** Start Data for this exercise **
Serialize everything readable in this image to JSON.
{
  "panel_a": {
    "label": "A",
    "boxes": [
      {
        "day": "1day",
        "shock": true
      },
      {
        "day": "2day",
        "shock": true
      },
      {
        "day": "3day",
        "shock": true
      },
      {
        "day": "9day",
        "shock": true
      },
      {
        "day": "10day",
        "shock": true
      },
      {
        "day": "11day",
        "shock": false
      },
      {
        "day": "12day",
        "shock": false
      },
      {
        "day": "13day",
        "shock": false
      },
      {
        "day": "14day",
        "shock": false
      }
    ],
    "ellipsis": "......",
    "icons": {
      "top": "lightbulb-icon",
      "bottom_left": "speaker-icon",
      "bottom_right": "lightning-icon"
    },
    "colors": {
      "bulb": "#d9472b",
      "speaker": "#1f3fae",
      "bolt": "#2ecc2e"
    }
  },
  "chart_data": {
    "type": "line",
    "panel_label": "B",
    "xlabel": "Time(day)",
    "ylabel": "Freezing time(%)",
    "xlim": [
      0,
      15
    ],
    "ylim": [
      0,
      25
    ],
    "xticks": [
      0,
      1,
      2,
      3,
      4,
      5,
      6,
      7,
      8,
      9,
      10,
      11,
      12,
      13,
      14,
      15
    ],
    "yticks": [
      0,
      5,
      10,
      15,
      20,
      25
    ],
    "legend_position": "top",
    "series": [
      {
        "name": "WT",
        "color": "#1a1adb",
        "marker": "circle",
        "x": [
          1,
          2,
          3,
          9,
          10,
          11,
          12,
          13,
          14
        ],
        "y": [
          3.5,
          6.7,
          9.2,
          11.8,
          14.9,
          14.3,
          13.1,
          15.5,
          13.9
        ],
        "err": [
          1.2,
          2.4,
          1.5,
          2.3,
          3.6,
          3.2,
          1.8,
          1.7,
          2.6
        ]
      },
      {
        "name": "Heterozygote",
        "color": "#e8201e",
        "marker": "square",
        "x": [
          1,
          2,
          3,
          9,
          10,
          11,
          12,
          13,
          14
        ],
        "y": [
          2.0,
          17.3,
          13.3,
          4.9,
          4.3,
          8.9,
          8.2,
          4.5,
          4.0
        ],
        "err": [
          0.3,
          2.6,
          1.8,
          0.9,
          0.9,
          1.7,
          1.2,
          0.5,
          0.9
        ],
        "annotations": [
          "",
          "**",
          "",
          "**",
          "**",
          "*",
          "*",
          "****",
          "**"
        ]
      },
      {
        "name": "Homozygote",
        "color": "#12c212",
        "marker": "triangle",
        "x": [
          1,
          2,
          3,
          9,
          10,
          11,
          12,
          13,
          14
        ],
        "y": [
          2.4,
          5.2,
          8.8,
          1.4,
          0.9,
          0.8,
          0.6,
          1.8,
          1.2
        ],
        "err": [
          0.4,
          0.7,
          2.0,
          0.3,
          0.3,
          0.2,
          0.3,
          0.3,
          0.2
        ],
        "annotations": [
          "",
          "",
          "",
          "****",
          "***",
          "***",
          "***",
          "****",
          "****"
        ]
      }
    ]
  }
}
** End Data for this exercise **
*Directions*
Write out the material exactly as given.

*Solution to the exercise*
Serialize everything readable in this image to JSON.
{
  "panel_a": {
    "label": "A",
    "boxes": [
      {
        "day": "1day",
        "shock": true
      },
      {
        "day": "2day",
        "shock": true
      },
      {
        "day": "3day",
        "shock": true
      },
      {
        "day": "9day",
        "shock": true
      },
      {
        "day": "10day",
        "shock": true
      },
      {
        "day": "11day",
        "shock": false
      },
      {
        "day": "12day",
        "shock": false
      },
      {
        "day": "13day",
        "shock": false
      },
      {
        "day": "14day",
        "shock": false
      }
    ],
    "ellipsis": "......",
    "icons": {
      "top": "lightbulb-icon",
      "bottom_left": "speaker-icon",
      "bottom_right": "lightning-icon"
    },
    "colors": {
      "bulb": "#d9472b",
      "speaker": "#1f3fae",
      "bolt": "#2ecc2e"
    }
  },
  "chart_data": {
    "type": "line",
    "panel_label": "B",
    "xlabel": "Time(day)",
    "ylabel": "Freezing time(%)",
    "xlim": [
      0,
      15
    ],
    "ylim": [
      0,
      25
    ],
    "xticks": [
      0,
      1,
      2,
      3,
      4,
      5,
      6,
      7,
      8,
      9,
      10,
      11,
      12,
      13,
      14,
      15
    ],
    "yticks": [
      0,
      5,
      10,
      15,
      20,
      25
    ],
    "legend_position": "top",
    "series": [
      {
        "name": "WT",
        "color": "#1a1adb",
        "marker": "circle",
        "x": [
          1,
          2,
          3,
          9,
          10,
          11,
          12,
          13,
          14
        ],
        "y": [
          3.5,
          6.7,
          9.2,
          11.8,
          14.9,
          14.3,
          13.1,
          15.5,
          13.9
        ],
        "err": [
          1.2,
          2.4,
          1.5,
          2.3,
          3.6,
          3.2,
          1.8,
          1.7,
          2.6
        ]
      },
      {
        "name": "Heterozygote",
        "color": "#e8201e",
        "marker": "square",
        "x": [
          1,
          2,
          3,
          9,
          10,
          11,
          12,
          13,
          14
        ],
        "y": [
          2.0,
          17.3,
          13.3,
          4.9,
          4.3,
          8.9,
          8.2,
          4.5,
          4.0
        ],
        "err": [
          0.3,
          2.6,
          1.8,
          0.9,
          0.9,
          1.7,
          1.2,
          0.5,
          0.9
        ],
        "annotations": [
          "",
          "**",
          "",
          "**",
          "**",
          "*",
          "*",
          "****",
          "**"
        ]
      },
      {
        "name": "Homozygote",
        "color": "#12c212",
        "marker": "triangle",
        "x": [
          1,
          2,
          3,
          9,
          10,
          11,
          12,
          13,
          14
        ],
        "y": [
          2.4,
          5.2,
          8.8,
          1.4,
          0.9,
          0.8,
          0.6,
          1.8,
          1.2
        ],
        "err": [
          0.4,
          0.7,
          2.0,
          0.3,
          0.3,
          0.2,
          0.3,
          0.3,
          0.2
        ],
        "annotations": [
          "",
          "",
          "",
          "****",
          "***",
          "***",
          "***",
          "****",
          "****"
        ]
      }
    ]
  }
}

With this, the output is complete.